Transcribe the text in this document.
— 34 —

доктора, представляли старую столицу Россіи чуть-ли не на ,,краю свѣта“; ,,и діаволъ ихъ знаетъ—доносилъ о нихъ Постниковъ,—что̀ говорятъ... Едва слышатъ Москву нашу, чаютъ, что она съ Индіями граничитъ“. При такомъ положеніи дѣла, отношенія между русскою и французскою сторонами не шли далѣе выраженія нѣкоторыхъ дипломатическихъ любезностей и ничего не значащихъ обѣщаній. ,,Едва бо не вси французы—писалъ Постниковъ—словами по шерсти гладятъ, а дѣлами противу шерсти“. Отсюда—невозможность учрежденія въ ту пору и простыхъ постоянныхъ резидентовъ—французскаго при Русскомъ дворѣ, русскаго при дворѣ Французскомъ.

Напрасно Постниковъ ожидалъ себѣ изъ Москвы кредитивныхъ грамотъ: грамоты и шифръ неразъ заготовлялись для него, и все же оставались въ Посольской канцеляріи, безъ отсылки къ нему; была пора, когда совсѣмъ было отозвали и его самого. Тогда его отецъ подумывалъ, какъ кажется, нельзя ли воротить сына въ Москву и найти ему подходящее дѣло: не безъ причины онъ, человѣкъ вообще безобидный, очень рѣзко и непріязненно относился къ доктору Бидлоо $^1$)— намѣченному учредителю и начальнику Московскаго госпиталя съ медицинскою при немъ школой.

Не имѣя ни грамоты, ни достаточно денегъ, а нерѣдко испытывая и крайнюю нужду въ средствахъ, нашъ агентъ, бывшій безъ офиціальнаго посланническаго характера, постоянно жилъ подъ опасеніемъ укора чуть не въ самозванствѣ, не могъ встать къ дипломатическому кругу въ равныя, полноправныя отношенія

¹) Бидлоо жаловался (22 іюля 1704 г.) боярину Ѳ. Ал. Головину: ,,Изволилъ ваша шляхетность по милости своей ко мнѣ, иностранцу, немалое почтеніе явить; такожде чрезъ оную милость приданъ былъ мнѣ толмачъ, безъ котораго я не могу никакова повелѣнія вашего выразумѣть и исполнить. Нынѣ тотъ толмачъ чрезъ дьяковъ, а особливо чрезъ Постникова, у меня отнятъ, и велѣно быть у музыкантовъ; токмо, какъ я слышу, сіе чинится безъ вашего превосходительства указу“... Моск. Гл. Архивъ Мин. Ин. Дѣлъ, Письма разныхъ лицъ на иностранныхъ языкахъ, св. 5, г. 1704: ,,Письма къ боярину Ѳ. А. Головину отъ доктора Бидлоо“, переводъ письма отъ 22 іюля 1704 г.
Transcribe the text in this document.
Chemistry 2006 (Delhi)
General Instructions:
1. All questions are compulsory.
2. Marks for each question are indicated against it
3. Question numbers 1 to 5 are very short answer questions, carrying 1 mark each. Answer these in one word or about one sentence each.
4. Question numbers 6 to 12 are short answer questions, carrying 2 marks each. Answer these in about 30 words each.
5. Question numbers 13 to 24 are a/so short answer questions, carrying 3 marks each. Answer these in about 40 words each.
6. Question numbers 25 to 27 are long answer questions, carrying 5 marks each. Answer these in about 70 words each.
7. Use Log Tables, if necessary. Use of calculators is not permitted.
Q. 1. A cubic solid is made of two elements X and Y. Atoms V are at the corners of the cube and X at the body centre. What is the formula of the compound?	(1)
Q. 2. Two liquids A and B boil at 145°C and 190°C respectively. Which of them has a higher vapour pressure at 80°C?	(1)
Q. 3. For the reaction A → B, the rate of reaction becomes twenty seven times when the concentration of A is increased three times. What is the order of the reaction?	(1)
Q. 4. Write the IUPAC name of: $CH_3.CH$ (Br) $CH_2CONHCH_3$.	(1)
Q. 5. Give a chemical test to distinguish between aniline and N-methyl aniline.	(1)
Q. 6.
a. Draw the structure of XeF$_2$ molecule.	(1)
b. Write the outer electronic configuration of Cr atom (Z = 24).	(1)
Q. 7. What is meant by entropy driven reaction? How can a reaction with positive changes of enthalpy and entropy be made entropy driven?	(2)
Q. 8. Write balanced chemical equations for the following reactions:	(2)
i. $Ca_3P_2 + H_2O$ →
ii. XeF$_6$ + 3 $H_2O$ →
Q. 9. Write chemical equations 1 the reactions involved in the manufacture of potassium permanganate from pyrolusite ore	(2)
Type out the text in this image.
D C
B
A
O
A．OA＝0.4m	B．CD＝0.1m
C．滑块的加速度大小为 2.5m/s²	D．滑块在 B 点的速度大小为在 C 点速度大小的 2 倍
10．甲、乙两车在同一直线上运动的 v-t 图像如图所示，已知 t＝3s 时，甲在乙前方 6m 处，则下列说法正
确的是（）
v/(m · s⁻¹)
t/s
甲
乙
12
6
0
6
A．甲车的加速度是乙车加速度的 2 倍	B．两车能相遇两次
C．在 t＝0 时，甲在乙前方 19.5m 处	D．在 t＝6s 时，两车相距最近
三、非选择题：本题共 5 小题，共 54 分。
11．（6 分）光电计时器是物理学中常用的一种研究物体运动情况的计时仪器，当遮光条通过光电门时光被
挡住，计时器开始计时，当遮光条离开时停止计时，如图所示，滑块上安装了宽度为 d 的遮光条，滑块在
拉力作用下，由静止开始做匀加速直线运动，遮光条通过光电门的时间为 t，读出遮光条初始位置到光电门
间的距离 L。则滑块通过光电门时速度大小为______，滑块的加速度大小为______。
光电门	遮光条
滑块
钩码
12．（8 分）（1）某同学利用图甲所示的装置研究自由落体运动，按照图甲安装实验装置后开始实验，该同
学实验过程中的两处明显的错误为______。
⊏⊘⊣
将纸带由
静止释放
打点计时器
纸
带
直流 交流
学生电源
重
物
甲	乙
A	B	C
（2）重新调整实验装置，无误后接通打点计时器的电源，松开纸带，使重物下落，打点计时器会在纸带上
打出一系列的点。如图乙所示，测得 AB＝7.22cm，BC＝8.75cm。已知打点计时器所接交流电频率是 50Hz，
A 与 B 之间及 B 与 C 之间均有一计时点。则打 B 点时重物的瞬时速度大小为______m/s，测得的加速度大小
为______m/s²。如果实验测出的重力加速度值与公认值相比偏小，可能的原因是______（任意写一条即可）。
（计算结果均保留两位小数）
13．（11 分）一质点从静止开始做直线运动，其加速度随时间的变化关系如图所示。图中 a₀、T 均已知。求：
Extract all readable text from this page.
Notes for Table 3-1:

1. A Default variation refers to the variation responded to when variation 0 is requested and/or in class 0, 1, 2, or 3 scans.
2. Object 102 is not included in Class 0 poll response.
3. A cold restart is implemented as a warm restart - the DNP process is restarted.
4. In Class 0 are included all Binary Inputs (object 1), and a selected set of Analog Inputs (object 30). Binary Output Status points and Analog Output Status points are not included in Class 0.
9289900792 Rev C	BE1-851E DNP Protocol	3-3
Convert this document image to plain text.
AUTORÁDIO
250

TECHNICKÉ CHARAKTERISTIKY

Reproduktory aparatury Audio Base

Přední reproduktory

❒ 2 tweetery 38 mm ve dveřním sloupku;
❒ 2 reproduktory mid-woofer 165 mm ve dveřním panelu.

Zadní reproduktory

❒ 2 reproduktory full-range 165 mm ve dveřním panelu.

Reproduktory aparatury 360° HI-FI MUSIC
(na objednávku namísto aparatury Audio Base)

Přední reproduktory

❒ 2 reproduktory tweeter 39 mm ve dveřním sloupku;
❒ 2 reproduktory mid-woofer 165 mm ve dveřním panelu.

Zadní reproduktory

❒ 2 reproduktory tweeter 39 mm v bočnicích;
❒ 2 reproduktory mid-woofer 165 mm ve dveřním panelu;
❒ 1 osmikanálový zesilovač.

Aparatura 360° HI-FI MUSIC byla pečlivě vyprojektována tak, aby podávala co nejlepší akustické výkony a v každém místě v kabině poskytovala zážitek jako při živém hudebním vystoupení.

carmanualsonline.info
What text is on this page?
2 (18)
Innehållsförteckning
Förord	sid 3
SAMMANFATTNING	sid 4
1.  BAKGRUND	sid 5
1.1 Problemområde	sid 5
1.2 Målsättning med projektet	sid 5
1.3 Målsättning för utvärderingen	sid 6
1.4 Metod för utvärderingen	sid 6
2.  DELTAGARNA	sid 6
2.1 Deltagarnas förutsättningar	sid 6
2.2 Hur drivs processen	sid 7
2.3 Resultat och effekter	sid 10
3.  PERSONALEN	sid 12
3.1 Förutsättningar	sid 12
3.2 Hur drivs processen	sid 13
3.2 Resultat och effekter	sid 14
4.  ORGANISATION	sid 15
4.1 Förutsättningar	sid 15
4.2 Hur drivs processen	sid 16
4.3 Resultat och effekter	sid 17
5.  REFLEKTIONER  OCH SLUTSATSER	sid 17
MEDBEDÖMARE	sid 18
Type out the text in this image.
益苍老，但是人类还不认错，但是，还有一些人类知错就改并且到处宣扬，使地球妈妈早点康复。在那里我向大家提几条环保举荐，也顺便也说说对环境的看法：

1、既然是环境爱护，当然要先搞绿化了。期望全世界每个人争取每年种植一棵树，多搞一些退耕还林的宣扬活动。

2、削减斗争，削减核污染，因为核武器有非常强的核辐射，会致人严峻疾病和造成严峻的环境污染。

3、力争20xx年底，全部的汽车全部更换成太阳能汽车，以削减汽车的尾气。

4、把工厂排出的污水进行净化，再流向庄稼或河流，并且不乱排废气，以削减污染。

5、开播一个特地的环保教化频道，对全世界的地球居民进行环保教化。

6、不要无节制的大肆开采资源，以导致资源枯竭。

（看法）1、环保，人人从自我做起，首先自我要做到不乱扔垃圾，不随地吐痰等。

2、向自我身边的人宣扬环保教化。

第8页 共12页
-----
Aim: Copy every line above in which the string "made" shows up.

Full answer:
Q. 1. A cubic solid is made of two elements X and Y. Atoms V are at the corners of the cube and X at the body centre. What is the formula of the compound?	(1)
Q. 7. What is meant by entropy driven reaction? How can a reaction with positive changes of enthalpy and entropy be made entropy driven?	(2)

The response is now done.